[Dataset items]
○ ○ ○ ○

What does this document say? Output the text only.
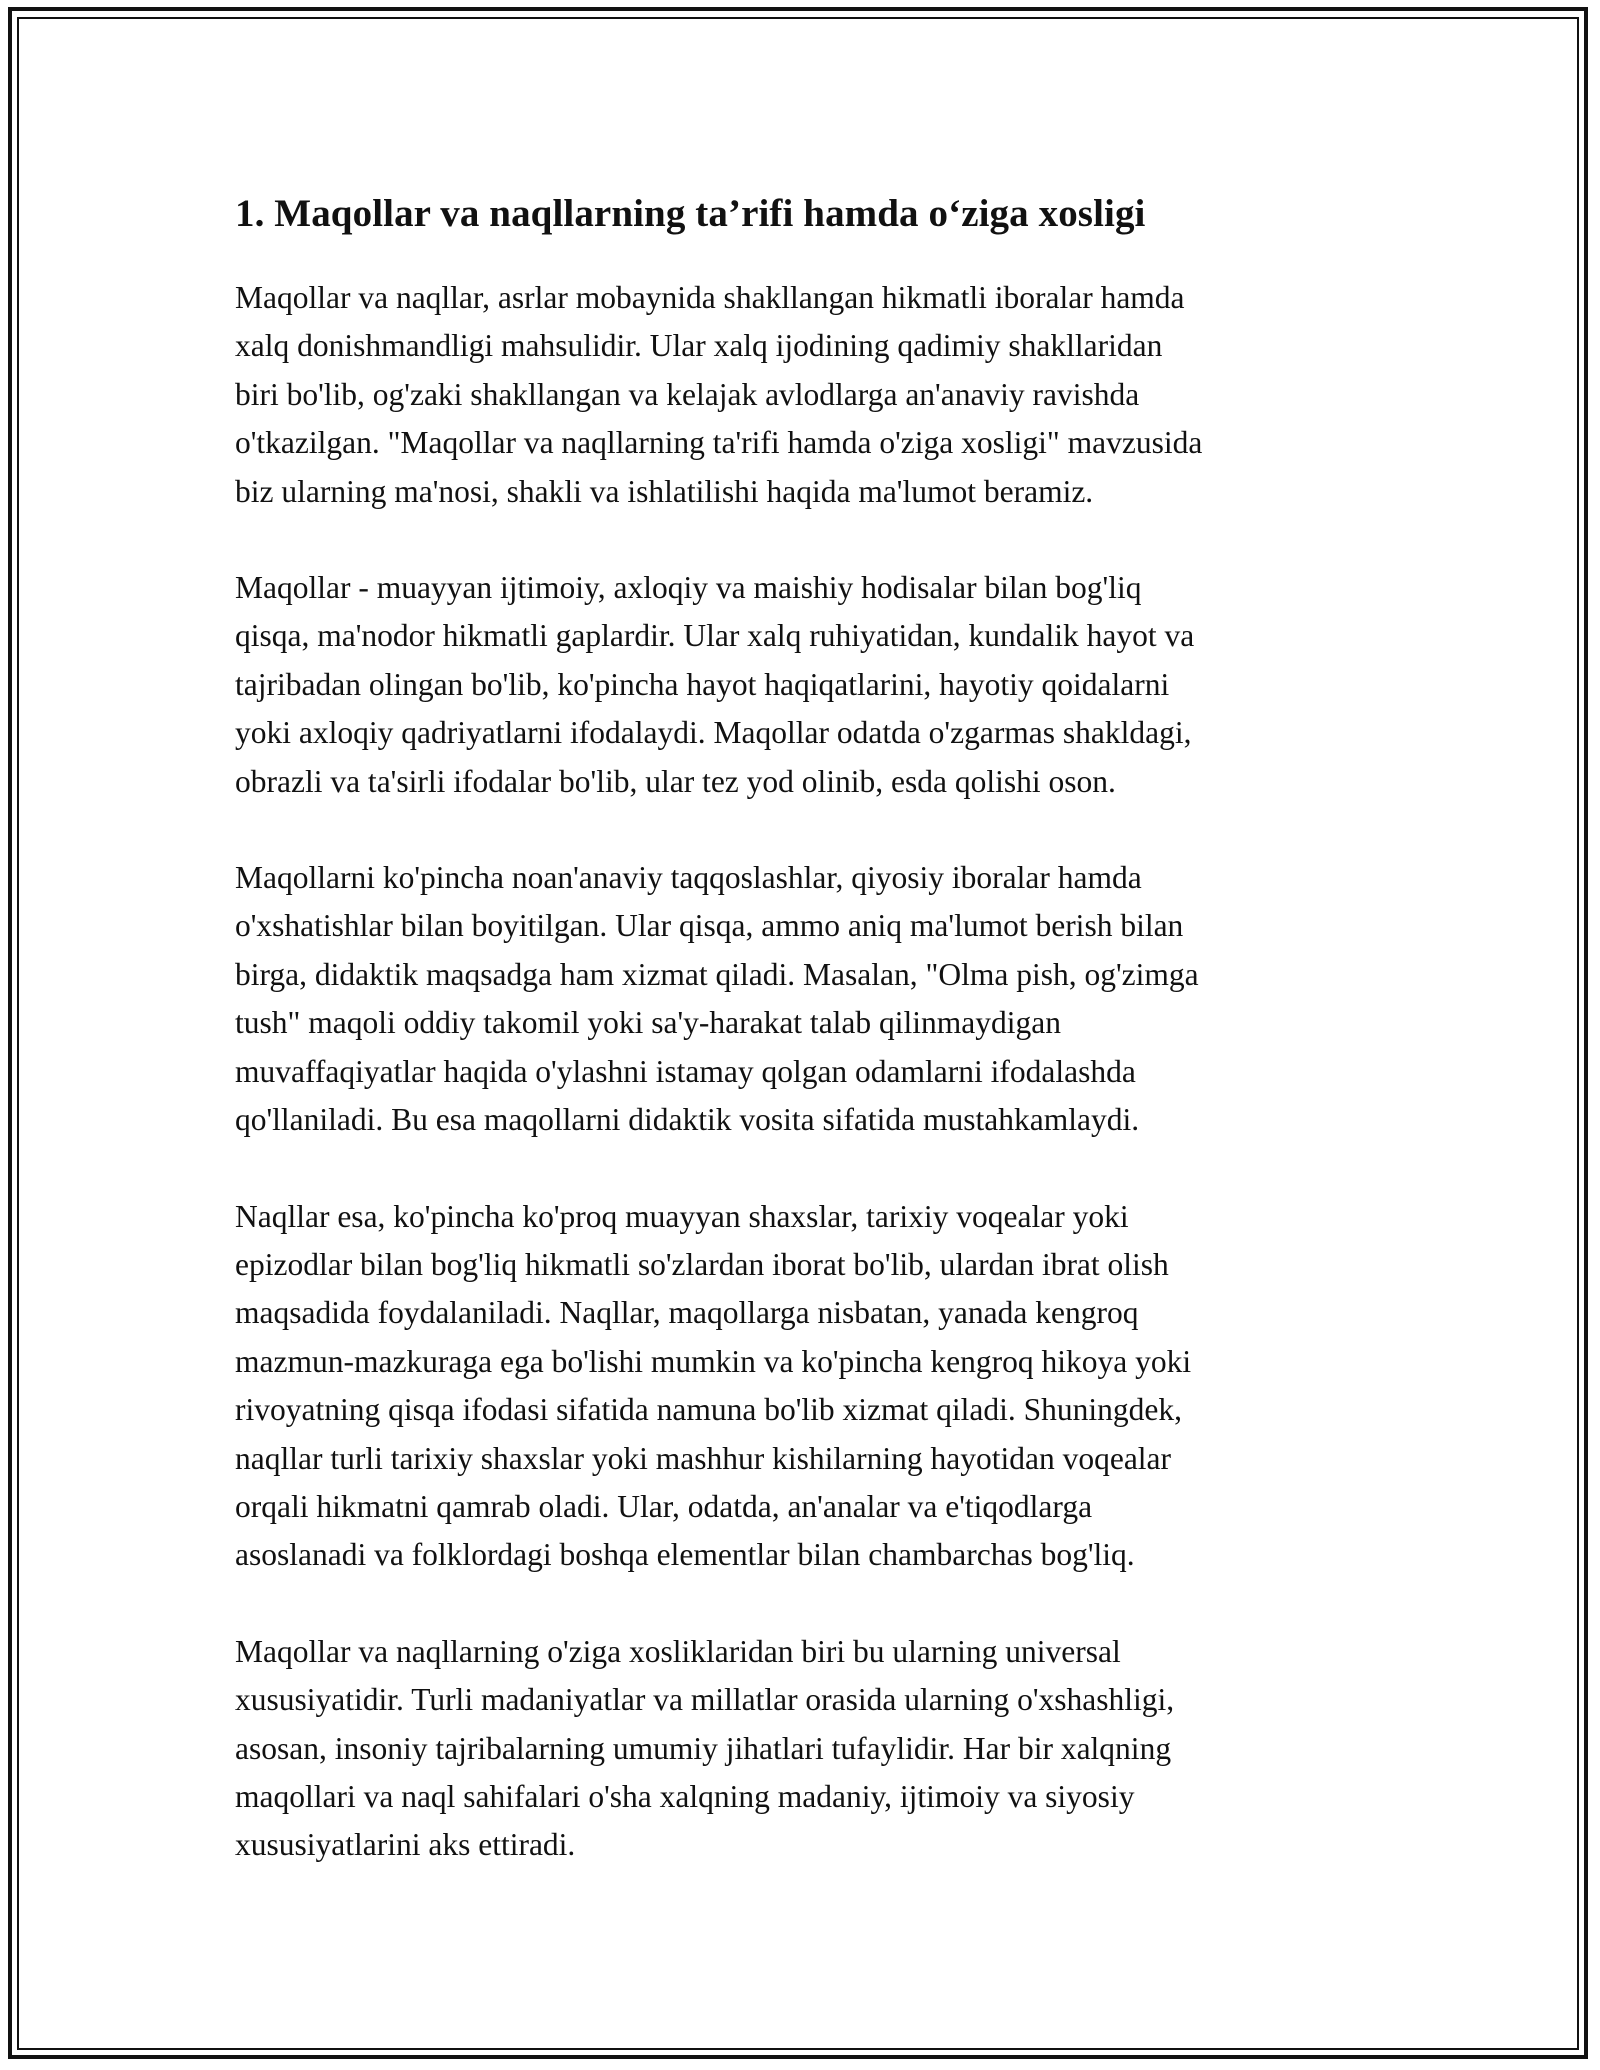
1. Maqollar va naqllarning ta’rifi hamda o‘ziga xosligi

Maqollar va naqllar, asrlar mobaynida shakllangan hikmatli iboralar hamda
xalq donishmandligi mahsulidir. Ular xalq ijodining qadimiy shakllaridan
biri bo'lib, og'zaki shakllangan va kelajak avlodlarga an'anaviy ravishda
o'tkazilgan. "Maqollar va naqllarning ta'rifi hamda o'ziga xosligi" mavzusida
biz ularning ma'nosi, shakli va ishlatilishi haqida ma'lumot beramiz.

Maqollar - muayyan ijtimoiy, axloqiy va maishiy hodisalar bilan bog'liq
qisqa, ma'nodor hikmatli gaplardir. Ular xalq ruhiyatidan, kundalik hayot va
tajribadan olingan bo'lib, ko'pincha hayot haqiqatlarini, hayotiy qoidalarni
yoki axloqiy qadriyatlarni ifodalaydi. Maqollar odatda o'zgarmas shakldagi,
obrazli va ta'sirli ifodalar bo'lib, ular tez yod olinib, esda qolishi oson.

Maqollarni ko'pincha noan'anaviy taqqoslashlar, qiyosiy iboralar hamda
o'xshatishlar bilan boyitilgan. Ular qisqa, ammo aniq ma'lumot berish bilan
birga, didaktik maqsadga ham xizmat qiladi. Masalan, "Olma pish, og'zimga
tush" maqoli oddiy takomil yoki sa'y-harakat talab qilinmaydigan
muvaffaqiyatlar haqida o'ylashni istamay qolgan odamlarni ifodalashda
qo'llaniladi. Bu esa maqollarni didaktik vosita sifatida mustahkamlaydi.

Naqllar esa, ko'pincha ko'proq muayyan shaxslar, tarixiy voqealar yoki
epizodlar bilan bog'liq hikmatli so'zlardan iborat bo'lib, ulardan ibrat olish
maqsadida foydalaniladi. Naqllar, maqollarga nisbatan, yanada kengroq
mazmun-mazkuraga ega bo'lishi mumkin va ko'pincha kengroq hikoya yoki
rivoyatning qisqa ifodasi sifatida namuna bo'lib xizmat qiladi. Shuningdek,
naqllar turli tarixiy shaxslar yoki mashhur kishilarning hayotidan voqealar
orqali hikmatni qamrab oladi. Ular, odatda, an'analar va e'tiqodlarga
asoslanadi va folklordagi boshqa elementlar bilan chambarchas bog'liq.

Maqollar va naqllarning o'ziga xosliklaridan biri bu ularning universal
xususiyatidir. Turli madaniyatlar va millatlar orasida ularning o'xshashligi,
asosan, insoniy tajribalarning umumiy jihatlari tufaylidir. Har bir xalqning
maqollari va naql sahifalari o'sha xalqning madaniy, ijtimoiy va siyosiy
xususiyatlarini aks ettiradi.
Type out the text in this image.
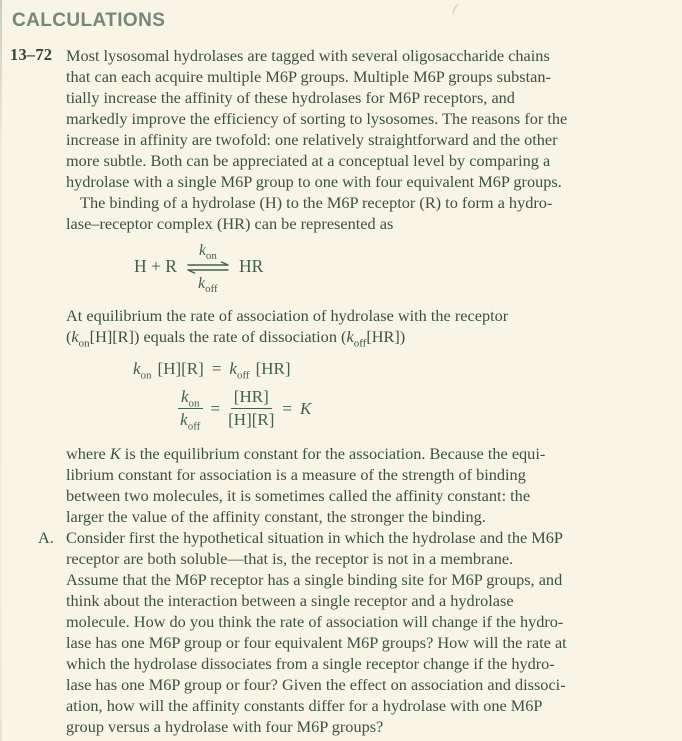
CALCULATIONS
13–72 Most lysosomal hydrolases are tagged with several oligosaccharide chains
that can each acquire multiple M6P groups. Multiple M6P groups substan-
tially increase the affinity of these hydrolases for M6P receptors, and
markedly improve the efficiency of sorting to lysosomes. The reasons for the
increase in affinity are twofold: one relatively straightforward and the other
more subtle. Both can be appreciated at a conceptual level by comparing a
hydrolase with a single M6P group to one with four equivalent M6P groups.
The binding of a hydrolase (H) to the M6P receptor (R) to form a hydro-
lase–receptor complex (HR) can be represented as
H + R
$k_{on}$
$k_{off}$
HR
At equilibrium the rate of association of hydrolase with the receptor
$(k_{on}[H][R])$ equals the rate of dissociation $(k_{off}[HR])$
$k_{on}$ $[H][R] = k_{off}$ [HR]
$\frac{k_{on}}{k_{off}} = \frac{[HR]}{[H][R]} = K$
where K is the equilibrium constant for the association. Because the equi-
librium constant for association is a measure of the strength of binding
between two molecules, it is sometimes called the affinity constant: the
larger the value of the affinity constant, the stronger the binding.
A. Consider first the hypothetical situation in which the hydrolase and the M6P
receptor are both soluble—that is, the receptor is not in a membrane.
Assume that the M6P receptor has a single binding site for M6P groups, and
think about the interaction between a single receptor and a hydrolase
molecule. How do you think the rate of association will change if the hydro-
lase has one M6P group or four equivalent M6P groups? How will the rate at
which the hydrolase dissociates from a single receptor change if the hydro-
lase has one M6P group or four? Given the effect on association and dissoci-
ation, how will the affinity constants differ for a hydrolase with one M6P
group versus a hydrolase with four M6P groups?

○ ○ ○ ○

■ Your task ■
Without the pictures, restate each entry exactly.

■ Answer ■
What does this document say? Output the text only.
1. Maqollar va naqllarning ta’rifi hamda o‘ziga xosligi

Maqollar va naqllar, asrlar mobaynida shakllangan hikmatli iboralar hamda
xalq donishmandligi mahsulidir. Ular xalq ijodining qadimiy shakllaridan
biri bo'lib, og'zaki shakllangan va kelajak avlodlarga an'anaviy ravishda
o'tkazilgan. "Maqollar va naqllarning ta'rifi hamda o'ziga xosligi" mavzusida
biz ularning ma'nosi, shakli va ishlatilishi haqida ma'lumot beramiz.

Maqollar - muayyan ijtimoiy, axloqiy va maishiy hodisalar bilan bog'liq
qisqa, ma'nodor hikmatli gaplardir. Ular xalq ruhiyatidan, kundalik hayot va
tajribadan olingan bo'lib, ko'pincha hayot haqiqatlarini, hayotiy qoidalarni
yoki axloqiy qadriyatlarni ifodalaydi. Maqollar odatda o'zgarmas shakldagi,
obrazli va ta'sirli ifodalar bo'lib, ular tez yod olinib, esda qolishi oson.

Maqollarni ko'pincha noan'anaviy taqqoslashlar, qiyosiy iboralar hamda
o'xshatishlar bilan boyitilgan. Ular qisqa, ammo aniq ma'lumot berish bilan
birga, didaktik maqsadga ham xizmat qiladi. Masalan, "Olma pish, og'zimga
tush" maqoli oddiy takomil yoki sa'y-harakat talab qilinmaydigan
muvaffaqiyatlar haqida o'ylashni istamay qolgan odamlarni ifodalashda
qo'llaniladi. Bu esa maqollarni didaktik vosita sifatida mustahkamlaydi.

Naqllar esa, ko'pincha ko'proq muayyan shaxslar, tarixiy voqealar yoki
epizodlar bilan bog'liq hikmatli so'zlardan iborat bo'lib, ulardan ibrat olish
maqsadida foydalaniladi. Naqllar, maqollarga nisbatan, yanada kengroq
mazmun-mazkuraga ega bo'lishi mumkin va ko'pincha kengroq hikoya yoki
rivoyatning qisqa ifodasi sifatida namuna bo'lib xizmat qiladi. Shuningdek,
naqllar turli tarixiy shaxslar yoki mashhur kishilarning hayotidan voqealar
orqali hikmatni qamrab oladi. Ular, odatda, an'analar va e'tiqodlarga
asoslanadi va folklordagi boshqa elementlar bilan chambarchas bog'liq.

Maqollar va naqllarning o'ziga xosliklaridan biri bu ularning universal
xususiyatidir. Turli madaniyatlar va millatlar orasida ularning o'xshashligi,
asosan, insoniy tajribalarning umumiy jihatlari tufaylidir. Har bir xalqning
maqollari va naql sahifalari o'sha xalqning madaniy, ijtimoiy va siyosiy
xususiyatlarini aks ettiradi.
Type out the text in this image.
CALCULATIONS
13–72 Most lysosomal hydrolases are tagged with several oligosaccharide chains
that can each acquire multiple M6P groups. Multiple M6P groups substan-
tially increase the affinity of these hydrolases for M6P receptors, and
markedly improve the efficiency of sorting to lysosomes. The reasons for the
increase in affinity are twofold: one relatively straightforward and the other
more subtle. Both can be appreciated at a conceptual level by comparing a
hydrolase with a single M6P group to one with four equivalent M6P groups.
The binding of a hydrolase (H) to the M6P receptor (R) to form a hydro-
lase–receptor complex (HR) can be represented as
H + R
$k_{on}$
$k_{off}$
HR
At equilibrium the rate of association of hydrolase with the receptor
$(k_{on}[H][R])$ equals the rate of dissociation $(k_{off}[HR])$
$k_{on}$ $[H][R] = k_{off}$ [HR]
$\frac{k_{on}}{k_{off}} = \frac{[HR]}{[H][R]} = K$
where K is the equilibrium constant for the association. Because the equi-
librium constant for association is a measure of the strength of binding
between two molecules, it is sometimes called the affinity constant: the
larger the value of the affinity constant, the stronger the binding.
A. Consider first the hypothetical situation in which the hydrolase and the M6P
receptor are both soluble—that is, the receptor is not in a membrane.
Assume that the M6P receptor has a single binding site for M6P groups, and
think about the interaction between a single receptor and a hydrolase
molecule. How do you think the rate of association will change if the hydro-
lase has one M6P group or four equivalent M6P groups? How will the rate at
which the hydrolase dissociates from a single receptor change if the hydro-
lase has one M6P group or four? Given the effect on association and dissoci-
ation, how will the affinity constants differ for a hydrolase with one M6P
group versus a hydrolase with four M6P groups?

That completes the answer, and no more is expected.